Short task
Check every line below for the string "Zustand", and copy the lines that contain it.

Data rows
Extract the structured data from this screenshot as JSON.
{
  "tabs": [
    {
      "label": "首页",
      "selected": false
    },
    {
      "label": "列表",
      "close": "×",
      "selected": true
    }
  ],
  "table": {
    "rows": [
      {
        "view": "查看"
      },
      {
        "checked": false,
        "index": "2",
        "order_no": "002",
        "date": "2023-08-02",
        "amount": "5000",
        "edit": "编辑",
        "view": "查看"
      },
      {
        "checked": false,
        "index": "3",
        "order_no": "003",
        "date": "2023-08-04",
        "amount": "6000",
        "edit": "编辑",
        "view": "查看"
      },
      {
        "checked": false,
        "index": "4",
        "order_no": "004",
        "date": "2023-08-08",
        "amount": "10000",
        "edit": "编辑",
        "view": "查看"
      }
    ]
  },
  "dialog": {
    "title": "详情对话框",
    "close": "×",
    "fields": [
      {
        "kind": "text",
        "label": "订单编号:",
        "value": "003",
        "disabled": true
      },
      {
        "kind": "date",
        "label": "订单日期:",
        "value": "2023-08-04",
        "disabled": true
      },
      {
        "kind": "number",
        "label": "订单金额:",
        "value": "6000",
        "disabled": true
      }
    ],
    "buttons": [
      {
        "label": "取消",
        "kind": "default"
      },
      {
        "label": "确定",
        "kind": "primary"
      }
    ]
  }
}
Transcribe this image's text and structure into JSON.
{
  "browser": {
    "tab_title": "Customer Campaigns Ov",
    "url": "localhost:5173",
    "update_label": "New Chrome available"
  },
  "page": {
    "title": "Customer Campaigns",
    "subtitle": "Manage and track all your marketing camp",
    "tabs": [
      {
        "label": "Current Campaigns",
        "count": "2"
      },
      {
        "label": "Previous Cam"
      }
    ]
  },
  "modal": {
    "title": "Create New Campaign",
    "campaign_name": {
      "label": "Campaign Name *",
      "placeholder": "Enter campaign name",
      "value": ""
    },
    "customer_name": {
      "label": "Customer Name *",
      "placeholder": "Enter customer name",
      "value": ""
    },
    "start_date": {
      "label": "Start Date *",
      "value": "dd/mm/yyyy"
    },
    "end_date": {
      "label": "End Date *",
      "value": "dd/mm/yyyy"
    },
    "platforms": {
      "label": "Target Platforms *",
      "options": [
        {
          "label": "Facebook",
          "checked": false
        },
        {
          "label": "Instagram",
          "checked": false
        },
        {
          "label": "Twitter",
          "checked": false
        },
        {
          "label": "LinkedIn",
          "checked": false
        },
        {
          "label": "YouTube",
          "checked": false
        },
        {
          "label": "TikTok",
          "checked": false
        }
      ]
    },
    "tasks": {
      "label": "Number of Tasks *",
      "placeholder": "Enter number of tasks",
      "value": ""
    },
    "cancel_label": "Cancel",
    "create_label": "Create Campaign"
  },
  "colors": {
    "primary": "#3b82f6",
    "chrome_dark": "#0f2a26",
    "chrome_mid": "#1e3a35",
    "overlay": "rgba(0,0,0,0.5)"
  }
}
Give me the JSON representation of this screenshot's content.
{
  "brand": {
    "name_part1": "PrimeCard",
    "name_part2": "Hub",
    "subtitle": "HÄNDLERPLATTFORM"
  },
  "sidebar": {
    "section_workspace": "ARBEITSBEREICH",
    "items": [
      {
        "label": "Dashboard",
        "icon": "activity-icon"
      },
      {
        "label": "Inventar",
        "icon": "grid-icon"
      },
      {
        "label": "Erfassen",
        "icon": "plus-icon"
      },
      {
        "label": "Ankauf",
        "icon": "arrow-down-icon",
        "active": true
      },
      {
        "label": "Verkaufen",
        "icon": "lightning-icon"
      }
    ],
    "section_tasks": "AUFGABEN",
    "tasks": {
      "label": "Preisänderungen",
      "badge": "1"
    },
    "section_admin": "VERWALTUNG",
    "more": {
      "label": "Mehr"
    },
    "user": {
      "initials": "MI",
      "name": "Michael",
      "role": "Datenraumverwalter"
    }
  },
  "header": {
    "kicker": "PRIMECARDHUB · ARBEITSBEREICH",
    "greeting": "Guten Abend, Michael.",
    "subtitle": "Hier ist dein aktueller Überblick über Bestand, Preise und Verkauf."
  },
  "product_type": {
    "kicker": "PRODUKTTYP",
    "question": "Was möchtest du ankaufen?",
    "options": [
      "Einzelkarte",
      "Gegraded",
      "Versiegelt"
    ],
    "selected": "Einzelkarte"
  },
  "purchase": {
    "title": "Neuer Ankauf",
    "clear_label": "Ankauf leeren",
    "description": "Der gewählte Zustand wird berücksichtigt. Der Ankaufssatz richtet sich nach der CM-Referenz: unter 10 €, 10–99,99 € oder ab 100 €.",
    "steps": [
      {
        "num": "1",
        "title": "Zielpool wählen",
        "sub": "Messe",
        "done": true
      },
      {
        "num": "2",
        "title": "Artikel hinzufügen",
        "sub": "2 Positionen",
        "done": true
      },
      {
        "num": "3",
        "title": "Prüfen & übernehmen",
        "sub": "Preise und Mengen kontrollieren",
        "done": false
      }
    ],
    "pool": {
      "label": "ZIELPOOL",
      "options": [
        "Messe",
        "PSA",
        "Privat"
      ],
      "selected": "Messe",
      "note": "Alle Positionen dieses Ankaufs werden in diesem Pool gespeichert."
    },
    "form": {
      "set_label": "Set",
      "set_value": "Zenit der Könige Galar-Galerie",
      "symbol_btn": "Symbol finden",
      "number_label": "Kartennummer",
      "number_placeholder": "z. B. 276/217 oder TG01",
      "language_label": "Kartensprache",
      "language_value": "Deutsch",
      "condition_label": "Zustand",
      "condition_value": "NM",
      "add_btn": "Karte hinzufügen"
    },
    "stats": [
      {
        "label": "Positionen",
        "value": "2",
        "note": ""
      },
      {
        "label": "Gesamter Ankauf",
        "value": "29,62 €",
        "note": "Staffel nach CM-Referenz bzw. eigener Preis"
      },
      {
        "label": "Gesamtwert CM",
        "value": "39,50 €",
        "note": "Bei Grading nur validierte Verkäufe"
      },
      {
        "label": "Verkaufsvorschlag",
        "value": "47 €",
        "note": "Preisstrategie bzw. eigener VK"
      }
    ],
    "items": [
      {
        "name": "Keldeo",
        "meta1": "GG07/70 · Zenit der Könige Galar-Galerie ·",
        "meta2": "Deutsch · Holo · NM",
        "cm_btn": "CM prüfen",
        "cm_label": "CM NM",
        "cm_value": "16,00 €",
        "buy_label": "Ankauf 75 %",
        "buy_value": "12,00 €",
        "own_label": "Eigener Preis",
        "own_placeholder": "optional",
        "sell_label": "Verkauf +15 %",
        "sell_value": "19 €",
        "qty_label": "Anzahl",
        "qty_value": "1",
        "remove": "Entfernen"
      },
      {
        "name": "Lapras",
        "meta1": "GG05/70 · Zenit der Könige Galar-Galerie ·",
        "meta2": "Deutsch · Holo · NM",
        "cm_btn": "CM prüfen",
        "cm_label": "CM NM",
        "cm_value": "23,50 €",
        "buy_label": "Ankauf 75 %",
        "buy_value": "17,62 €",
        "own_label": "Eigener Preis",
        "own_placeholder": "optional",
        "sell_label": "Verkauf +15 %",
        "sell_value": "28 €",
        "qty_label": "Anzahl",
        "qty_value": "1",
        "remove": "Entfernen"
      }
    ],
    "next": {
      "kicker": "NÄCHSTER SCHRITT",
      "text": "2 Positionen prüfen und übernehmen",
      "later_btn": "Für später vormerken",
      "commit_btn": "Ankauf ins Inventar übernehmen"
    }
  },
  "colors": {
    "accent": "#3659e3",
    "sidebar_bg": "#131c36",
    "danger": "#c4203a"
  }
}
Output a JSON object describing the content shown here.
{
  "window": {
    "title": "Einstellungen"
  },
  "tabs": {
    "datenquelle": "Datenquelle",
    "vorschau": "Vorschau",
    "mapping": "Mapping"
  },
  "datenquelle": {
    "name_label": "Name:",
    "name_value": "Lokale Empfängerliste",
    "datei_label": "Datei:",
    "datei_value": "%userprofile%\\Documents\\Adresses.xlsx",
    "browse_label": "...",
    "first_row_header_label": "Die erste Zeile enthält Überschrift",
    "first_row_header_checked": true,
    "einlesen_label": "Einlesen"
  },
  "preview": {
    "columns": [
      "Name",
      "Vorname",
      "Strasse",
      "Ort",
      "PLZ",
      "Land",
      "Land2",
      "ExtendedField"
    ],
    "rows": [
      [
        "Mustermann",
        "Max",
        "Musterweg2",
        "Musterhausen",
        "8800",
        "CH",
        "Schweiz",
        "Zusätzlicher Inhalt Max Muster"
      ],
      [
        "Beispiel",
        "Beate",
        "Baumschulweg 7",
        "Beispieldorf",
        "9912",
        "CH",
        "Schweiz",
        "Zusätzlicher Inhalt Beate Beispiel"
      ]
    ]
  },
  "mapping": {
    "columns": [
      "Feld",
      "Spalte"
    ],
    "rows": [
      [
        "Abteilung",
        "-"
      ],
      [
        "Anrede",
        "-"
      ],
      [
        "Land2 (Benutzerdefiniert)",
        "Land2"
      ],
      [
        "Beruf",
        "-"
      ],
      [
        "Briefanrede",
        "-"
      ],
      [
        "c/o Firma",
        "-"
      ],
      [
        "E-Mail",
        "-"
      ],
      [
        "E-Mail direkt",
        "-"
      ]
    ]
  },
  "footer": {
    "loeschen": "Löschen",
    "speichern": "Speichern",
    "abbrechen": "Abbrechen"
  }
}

Exercise solution
    "description": "Der gewählte Zustand wird berücksichtigt. Der Ankaufssatz richtet sich nach der CM-Referenz: unter 10 €, 10–99,99 € oder ab 100 €.",
      "condition_label": "Zustand",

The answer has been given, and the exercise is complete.